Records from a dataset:
----------
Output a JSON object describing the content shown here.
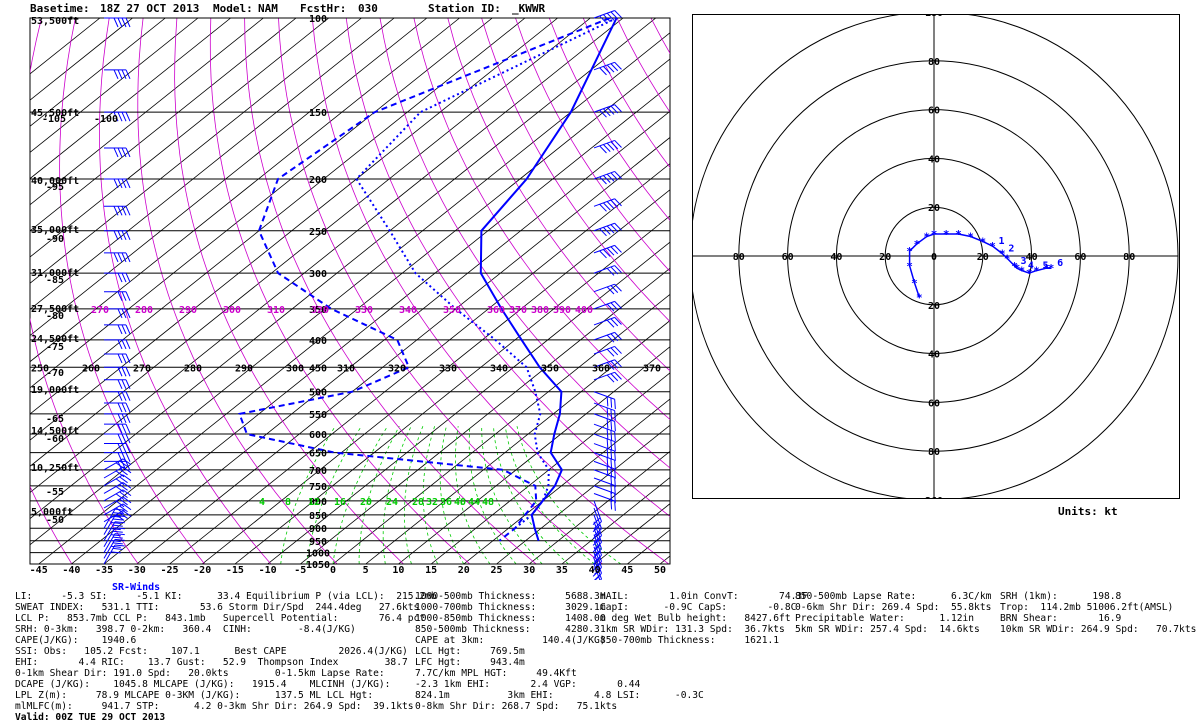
{
  "header": {
    "basetime_label": "Basetime:",
    "basetime": "18Z 27 OCT 2013",
    "model_label": "Model:",
    "model": "NAM",
    "fcsthr_label": "FcstHr:",
    "fcsthr": "030",
    "station_label": "Station ID:",
    "station": "_KWWR"
  },
  "colors": {
    "temperature": "#0000ff",
    "isobar": "#000000",
    "dry_adiabat": "#cc00cc",
    "moist_adiabat": "#00cc00",
    "wind_barb": "#0000ff"
  },
  "chart_data": [
    {
      "type": "line",
      "subtype": "skew-t log-p sounding",
      "xlim": [
        -45,
        50
      ],
      "x_ticks": [
        "-45",
        "-40",
        "-35",
        "-30",
        "-25",
        "-20",
        "-15",
        "-10",
        "-5",
        "0",
        "5",
        "10",
        "15",
        "20",
        "25",
        "30",
        "35",
        "40",
        "45",
        "50"
      ],
      "pressure_labels": [
        "100",
        "150",
        "200",
        "250",
        "300",
        "350",
        "400",
        "450",
        "500",
        "550",
        "600",
        "650",
        "700",
        "750",
        "800",
        "850",
        "900",
        "950",
        "1000",
        "1050"
      ],
      "height_labels": [
        "53,500ft",
        "45,500ft",
        "40,000ft",
        "35,000ft",
        "31,000ft",
        "27,500ft",
        "24,500ft",
        "19,000ft",
        "14,500ft",
        "10,250ft",
        "5,000ft"
      ],
      "left_temp_labels": [
        "-105",
        "-100",
        "-95",
        "-90",
        "-85",
        "-80",
        "-75",
        "-70",
        "-65",
        "-60",
        "-55",
        "-50"
      ],
      "theta_labels_350": [
        "270",
        "280",
        "290",
        "300",
        "310",
        "320",
        "330",
        "340",
        "350",
        "360",
        "370",
        "380",
        "390",
        "400"
      ],
      "theta_labels_450": [
        "250",
        "260",
        "270",
        "280",
        "290",
        "300",
        "310",
        "320",
        "330",
        "340",
        "350",
        "360",
        "370"
      ],
      "theta_e_labels_800": [
        "4",
        "8",
        "12",
        "16",
        "20",
        "24",
        "28",
        "32",
        "36",
        "40",
        "44",
        "48"
      ],
      "series": [
        {
          "name": "",
          "style": "solid",
          "points": [
            [
              100,
              -61
            ],
            [
              150,
              -50
            ],
            [
              200,
              -44
            ],
            [
              250,
              -41
            ],
            [
              300,
              -33
            ],
            [
              350,
              -23
            ],
            [
              400,
              -14
            ],
            [
              450,
              -6
            ],
            [
              500,
              2
            ],
            [
              550,
              6
            ],
            [
              600,
              9
            ],
            [
              650,
              12
            ],
            [
              700,
              17
            ],
            [
              750,
              19
            ],
            [
              800,
              20
            ],
            [
              850,
              21
            ],
            [
              900,
              24
            ],
            [
              950,
              27
            ]
          ]
        },
        {
          "name": "",
          "style": "dashed",
          "points": [
            [
              100,
              -62
            ],
            [
              150,
              -80
            ],
            [
              200,
              -82
            ],
            [
              250,
              -75
            ],
            [
              300,
              -64
            ],
            [
              350,
              -49
            ],
            [
              400,
              -33
            ],
            [
              450,
              -26
            ],
            [
              500,
              -30
            ],
            [
              550,
              -43
            ],
            [
              600,
              -38
            ],
            [
              650,
              -21
            ],
            [
              700,
              8
            ],
            [
              750,
              16
            ],
            [
              800,
              19
            ],
            [
              850,
              20
            ],
            [
              900,
              21
            ],
            [
              950,
              21
            ]
          ]
        },
        {
          "name": "",
          "style": "dotted",
          "points": [
            [
              100,
              -61
            ],
            [
              150,
              -73
            ],
            [
              200,
              -70
            ],
            [
              250,
              -55
            ],
            [
              300,
              -43
            ],
            [
              350,
              -30
            ],
            [
              400,
              -18
            ],
            [
              450,
              -8
            ],
            [
              500,
              -2
            ],
            [
              550,
              3
            ],
            [
              600,
              6
            ],
            [
              650,
              10
            ],
            [
              700,
              15
            ],
            [
              750,
              18
            ],
            [
              800,
              20
            ],
            [
              850,
              21
            ],
            [
              900,
              21
            ]
          ]
        }
      ]
    },
    {
      "type": "scatter",
      "subtype": "hodograph",
      "units": "kt",
      "ring_labels_top": [
        "180",
        "80",
        "60",
        "40",
        "20"
      ],
      "ring_labels_bottom": [
        "20",
        "40",
        "60",
        "80",
        "360"
      ],
      "axis_labels": [
        "90",
        "80",
        "60",
        "40",
        "20",
        "0",
        "20",
        "40",
        "60",
        "80",
        "270"
      ],
      "height_markers": [
        "1",
        "2",
        "3",
        "4",
        "5",
        "6"
      ],
      "points_u_v": [
        [
          -6,
          -17
        ],
        [
          -8,
          -11
        ],
        [
          -10,
          -4
        ],
        [
          -10,
          2
        ],
        [
          -7,
          5
        ],
        [
          -3,
          8
        ],
        [
          0,
          9
        ],
        [
          5,
          9
        ],
        [
          10,
          9
        ],
        [
          15,
          8
        ],
        [
          20,
          6
        ],
        [
          24,
          4
        ],
        [
          28,
          1
        ],
        [
          30,
          -1
        ],
        [
          33,
          -4
        ],
        [
          34,
          -5
        ],
        [
          36,
          -6
        ],
        [
          39,
          -7
        ],
        [
          42,
          -6
        ],
        [
          46,
          -5
        ],
        [
          48,
          -5
        ]
      ]
    }
  ],
  "hodo_units": "Units: kt",
  "sr_winds_label": "SR-Winds",
  "indices_rows": [
    [
      "LI:     -5.3 SI:     -5.1 KI:      33.4 Equilibrium P (via LCL):  215.2mb",
      "1000-500mb Thickness:     5688.3m",
      "HAIL:       1.0in ConvT:       74.3F",
      "850-500mb Lapse Rate:      6.3C/km",
      "SRH (1km):      198.8"
    ],
    [
      "SWEAT INDEX:   531.1 TTI:       53.6 Storm Dir/Spd  244.4deg   27.6kts",
      "1000-700mb Thickness:     3029.1m",
      "CapI:      -0.9C CapS:       -0.8C",
      "0-6km Shr Dir: 269.4 Spd:  55.8kts",
      "Trop:  114.2mb 51006.2ft(AMSL)"
    ],
    [
      "LCL P:   853.7mb CCL P:   843.1mb   Supercell Potential:       76.4 pct",
      "1000-850mb Thickness:     1408.0m",
      "0 deg Wet Bulb height:   8427.6ft",
      "Precipitable Water:      1.12in",
      "BRN Shear:       16.9"
    ],
    [
      "SRH: 0-3km:   398.7 0-2km:   360.4  CINH:        -8.4(J/KG)",
      "850-500mb Thickness:      4280.3",
      "1km SR WDir: 131.3 Spd:  36.7kts",
      "5km SR WDir: 257.4 Spd:  14.6kts",
      "10km SR WDir: 264.9 Spd:   70.7kts"
    ],
    [
      "CAPE(J/KG):    1940.6",
      "CAPE at 3km:          140.4(J/KG)",
      "850-700mb Thickness:     1621.1",
      "",
      ""
    ],
    [
      "SSI: Obs:   105.2 Fcst:    107.1      Best CAPE         2026.4(J/KG)",
      "LCL Hgt:     769.5m",
      "",
      "",
      ""
    ],
    [
      "EHI:       4.4 RIC:    13.7 Gust:   52.9  Thompson Index        38.7",
      "LFC Hgt:     943.4m",
      "",
      "",
      ""
    ],
    [
      "0-1km Shear Dir: 191.0 Spd:   20.0kts        0-1.5km Lapse Rate:",
      "7.7C/km MPL HGT:     49.4Kft",
      "",
      "",
      ""
    ],
    [
      "DCAPE (J/KG):    1045.8 MLCAPE (J/KG):   1915.4    MLCINH (J/KG):",
      "-2.3 1km EHI:       2.4 VGP:       0.44",
      "",
      "",
      ""
    ],
    [
      "LPL Z(m):     78.9 MLCAPE 0-3KM (J/KG):      137.5 ML LCL Hgt:",
      "824.1m          3km EHI:       4.8 LSI:      -0.3C",
      "",
      "",
      ""
    ],
    [
      "mlMLFC(m):     941.7 STP:      4.2 0-3km Shr Dir: 264.9 Spd:  39.1kts",
      "0-8km Shr Dir: 268.7 Spd:   75.1kts",
      "",
      "",
      ""
    ]
  ],
  "valid": "Valid: 00Z TUE 29 OCT 2013"
}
----------
#### Description of the task
Isolate the lines that hold the word "MLCAPE" and copy all of them.

#### Full answer
      "DCAPE (J/KG):    1045.8 MLCAPE (J/KG):   1915.4    MLCINH (J/KG):",
      "LPL Z(m):     78.9 MLCAPE 0-3KM (J/KG):      137.5 ML LCL Hgt:",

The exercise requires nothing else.